Below is a listing to write out in full, exactly as given, without its pictures.

[START OF INFORMATION SUPPLIED]

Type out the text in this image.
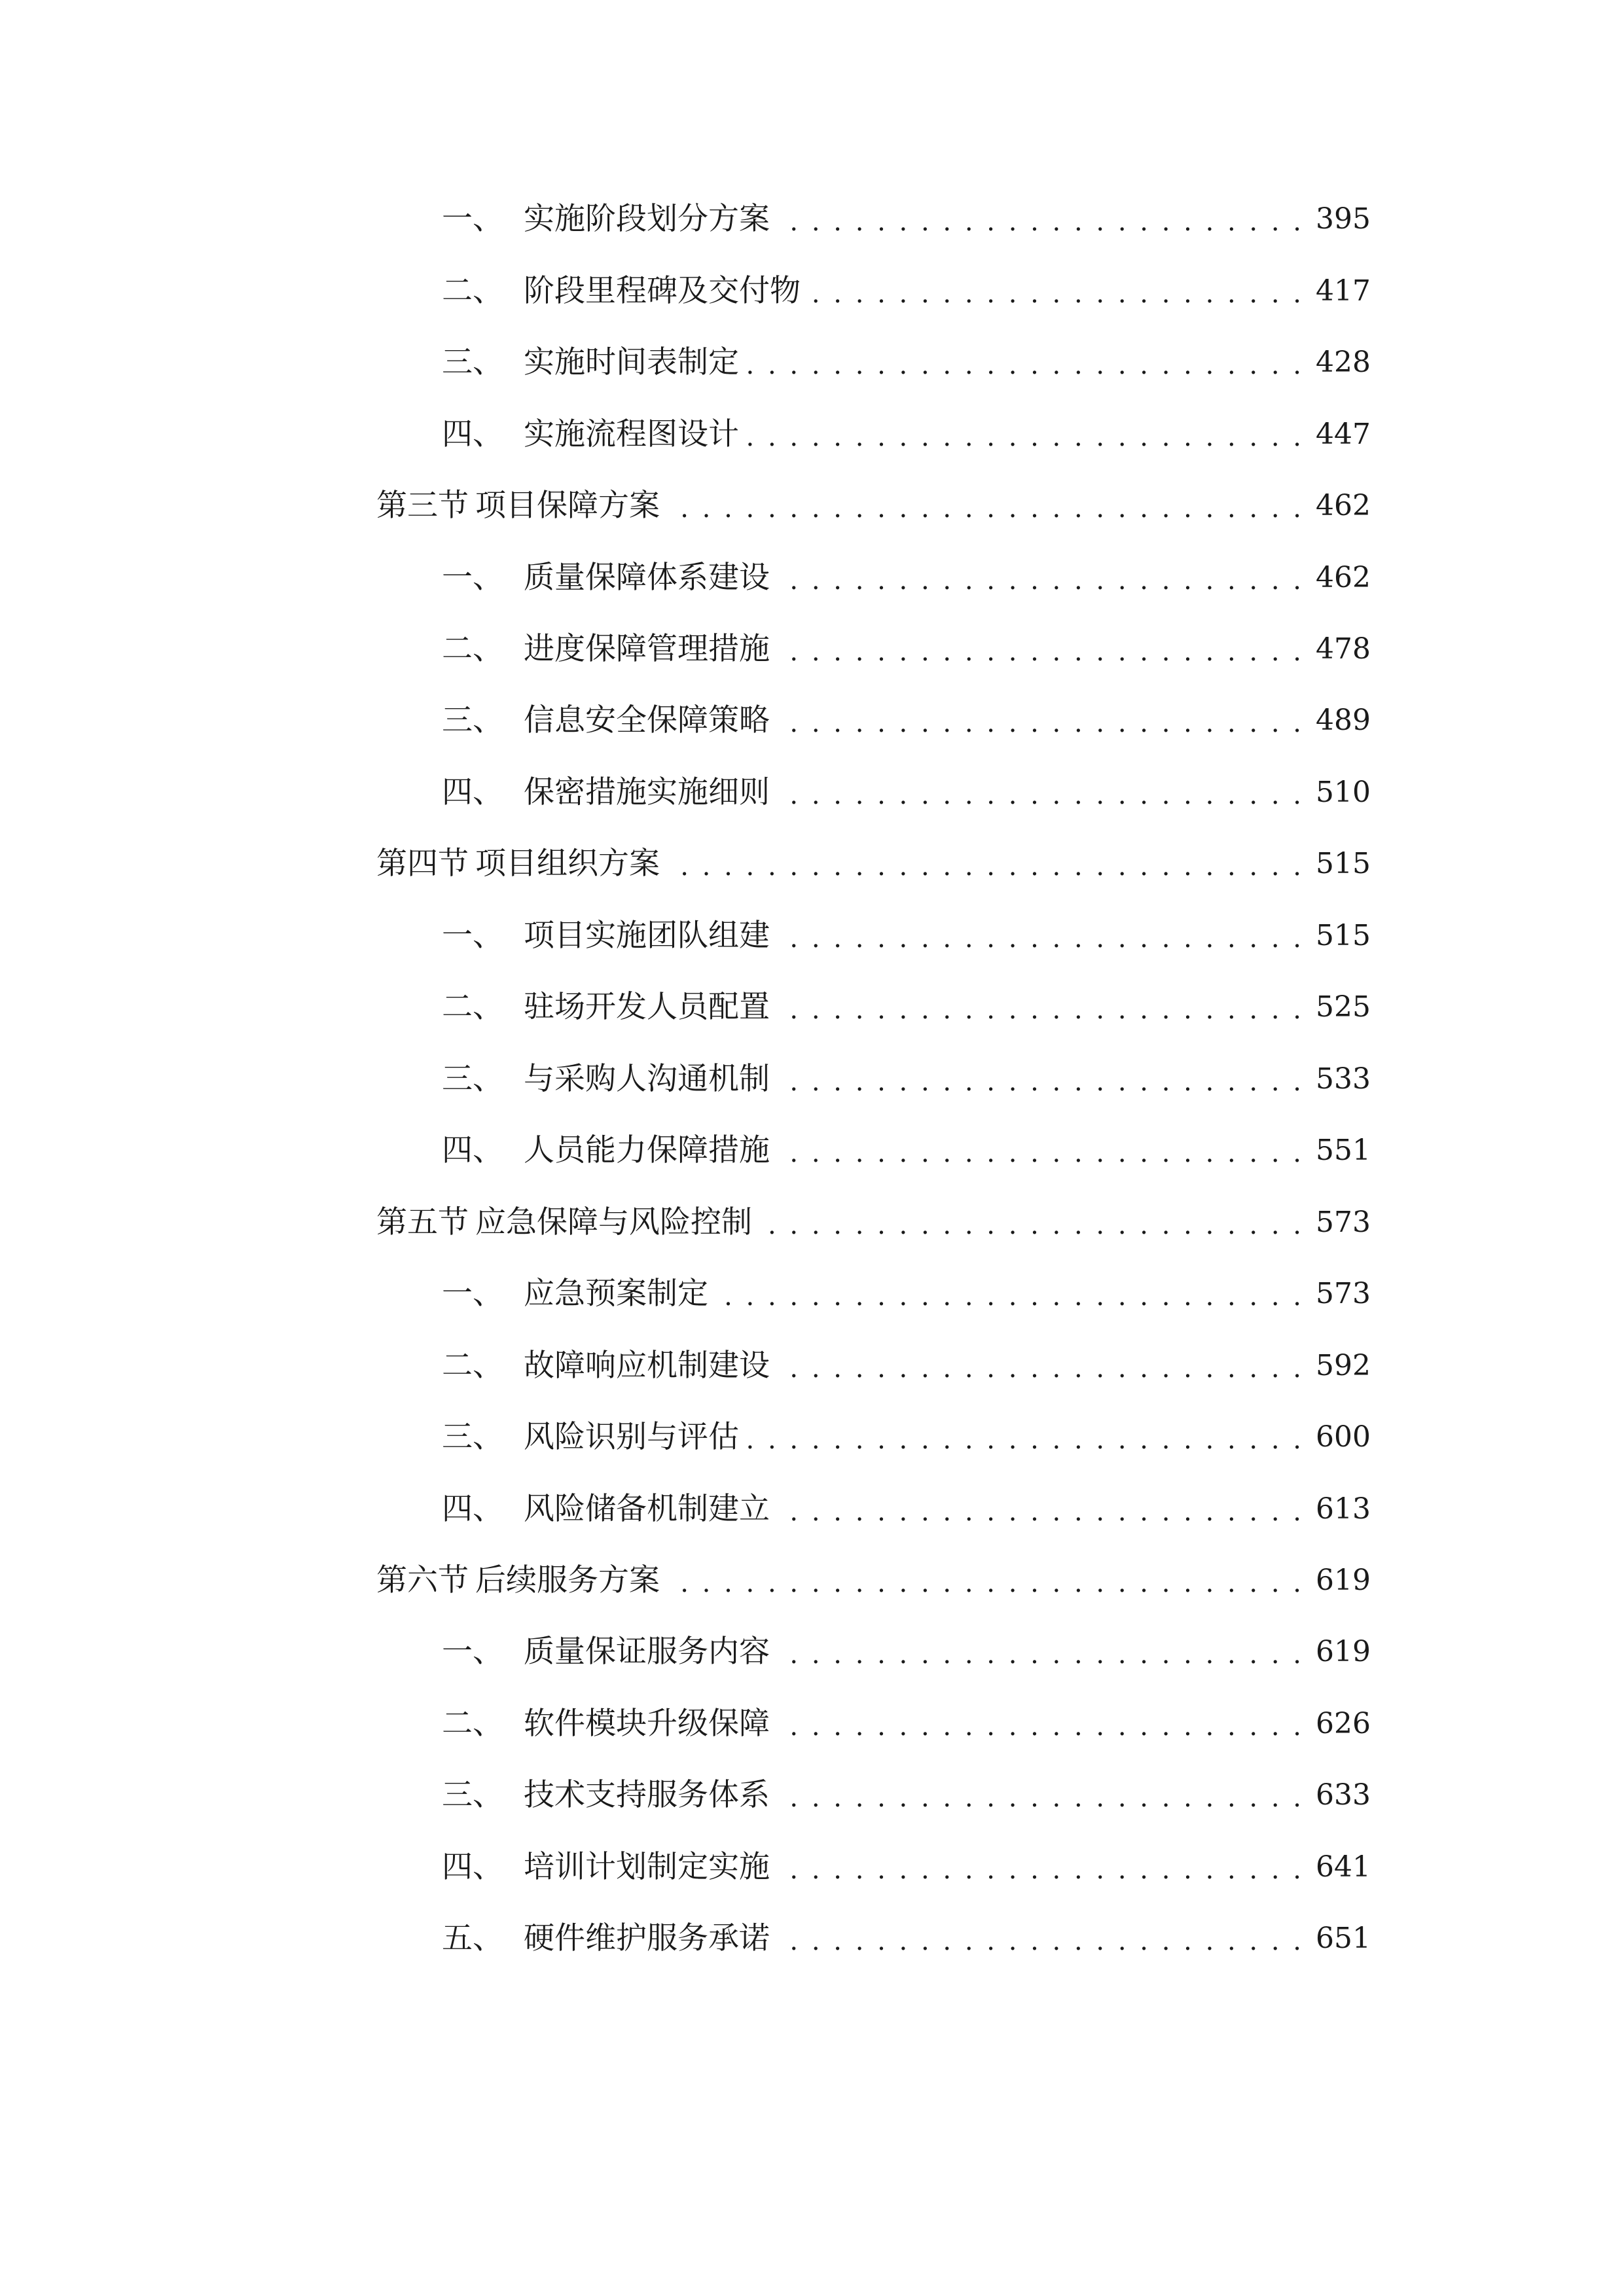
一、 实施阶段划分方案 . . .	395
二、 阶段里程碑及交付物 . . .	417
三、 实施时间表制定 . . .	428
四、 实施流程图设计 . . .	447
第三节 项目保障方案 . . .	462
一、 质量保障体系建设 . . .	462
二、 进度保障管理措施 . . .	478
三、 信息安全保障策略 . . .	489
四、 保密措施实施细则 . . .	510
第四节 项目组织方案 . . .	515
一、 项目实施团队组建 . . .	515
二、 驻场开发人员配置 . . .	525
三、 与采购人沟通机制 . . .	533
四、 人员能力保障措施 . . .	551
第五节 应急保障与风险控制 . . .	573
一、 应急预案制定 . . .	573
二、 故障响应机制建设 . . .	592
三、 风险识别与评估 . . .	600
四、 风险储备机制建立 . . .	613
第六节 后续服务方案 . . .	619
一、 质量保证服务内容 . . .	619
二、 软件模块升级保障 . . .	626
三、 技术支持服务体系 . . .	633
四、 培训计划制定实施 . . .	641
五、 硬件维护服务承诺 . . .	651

[END OF INFORMATION SUPPLIED]

(SOLUTION BELOW):
Type out the text in this image.
一、 实施阶段划分方案 . . .	395
二、 阶段里程碑及交付物 . . .	417
三、 实施时间表制定 . . .	428
四、 实施流程图设计 . . .	447
第三节 项目保障方案 . . .	462
一、 质量保障体系建设 . . .	462
二、 进度保障管理措施 . . .	478
三、 信息安全保障策略 . . .	489
四、 保密措施实施细则 . . .	510
第四节 项目组织方案 . . .	515
一、 项目实施团队组建 . . .	515
二、 驻场开发人员配置 . . .	525
三、 与采购人沟通机制 . . .	533
四、 人员能力保障措施 . . .	551
第五节 应急保障与风险控制 . . .	573
一、 应急预案制定 . . .	573
二、 故障响应机制建设 . . .	592
三、 风险识别与评估 . . .	600
四、 风险储备机制建立 . . .	613
第六节 后续服务方案 . . .	619
一、 质量保证服务内容 . . .	619
二、 软件模块升级保障 . . .	626
三、 技术支持服务体系 . . .	633
四、 培训计划制定实施 . . .	641
五、 硬件维护服务承诺 . . .	651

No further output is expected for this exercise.